> [Aim of the task] Provide only the number of lines where "Lieutenant" occurs.

[Begin]

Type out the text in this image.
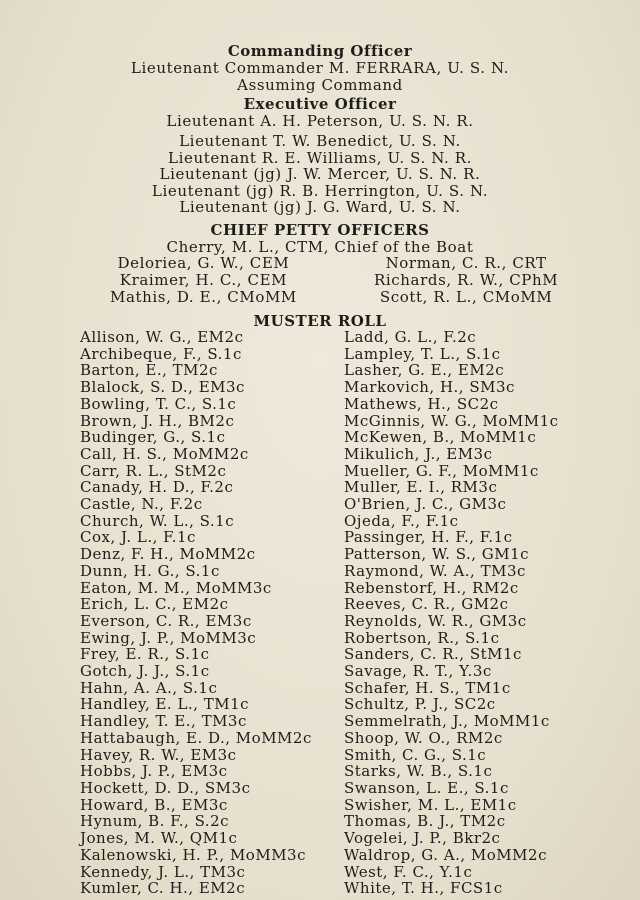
Commanding Officer
Lieutenant Commander M. FERRARA, U. S. N.
Assuming Command
Executive Officer
Lieutenant A. H. Peterson, U. S. N. R.
Lieutenant T. W. Benedict, U. S. N.
Lieutenant R. E. Williams, U. S. N. R.
Lieutenant (jg) J. W. Mercer, U. S. N. R.
Lieutenant (jg) R. B. Herrington, U. S. N.
Lieutenant (jg) J. G. Ward, U. S. N.
CHIEF PETTY OFFICERS
Cherry, M. L., CTM, Chief of the Boat
Deloriea, G. W., CEM
Kraimer, H. C., CEM
Mathis, D. E., CMoMM
Norman, C. R., CRT
Richards, R. W., CPhM
Scott, R. L., CMoMM
MUSTER ROLL
Allison, W. G., EM2c
Archibeque, F., S.1c
Barton, E., TM2c
Blalock, S. D., EM3c
Bowling, T. C., S.1c
Brown, J. H., BM2c
Budinger, G., S.1c
Call, H. S., MoMM2c
Carr, R. L., StM2c
Canady, H. D., F.2c
Castle, N., F.2c
Church, W. L., S.1c
Cox, J. L., F.1c
Denz, F. H., MoMM2c
Dunn, H. G., S.1c
Eaton, M. M., MoMM3c
Erich, L. C., EM2c
Everson, C. R., EM3c
Ewing, J. P., MoMM3c
Frey, E. R., S.1c
Gotch, J. J., S.1c
Hahn, A. A., S.1c
Handley, E. L., TM1c
Handley, T. E., TM3c
Hattabaugh, E. D., MoMM2c
Havey, R. W., EM3c
Hobbs, J. P., EM3c
Hockett, D. D., SM3c
Howard, B., EM3c
Hynum, B. F., S.2c
Jones, M. W., QM1c
Kalenowski, H. P., MoMM3c
Kennedy, J. L., TM3c
Kumler, C. H., EM2c
Ladd, G. L., F.2c
Lampley, T. L., S.1c
Lasher, G. E., EM2c
Markovich, H., SM3c
Mathews, H., SC2c
McGinnis, W. G., MoMM1c
McKewen, B., MoMM1c
Mikulich, J., EM3c
Mueller, G. F., MoMM1c
Muller, E. I., RM3c
O'Brien, J. C., GM3c
Ojeda, F., F.1c
Passinger, H. F., F.1c
Patterson, W. S., GM1c
Raymond, W. A., TM3c
Rebenstorf, H., RM2c
Reeves, C. R., GM2c
Reynolds, W. R., GM3c
Robertson, R., S.1c
Sanders, C. R., StM1c
Savage, R. T., Y.3c
Schafer, H. S., TM1c
Schultz, P. J., SC2c
Semmelrath, J., MoMM1c
Shoop, W. O., RM2c
Smith, C. G., S.1c
Starks, W. B., S.1c
Swanson, L. E., S.1c
Swisher, M. L., EM1c
Thomas, B. J., TM2c
Vogelei, J. P., Bkr2c
Waldrop, G. A., MoMM2c
West, F. C., Y.1c
White, T. H., FCS1c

[End]

> [Reply] 7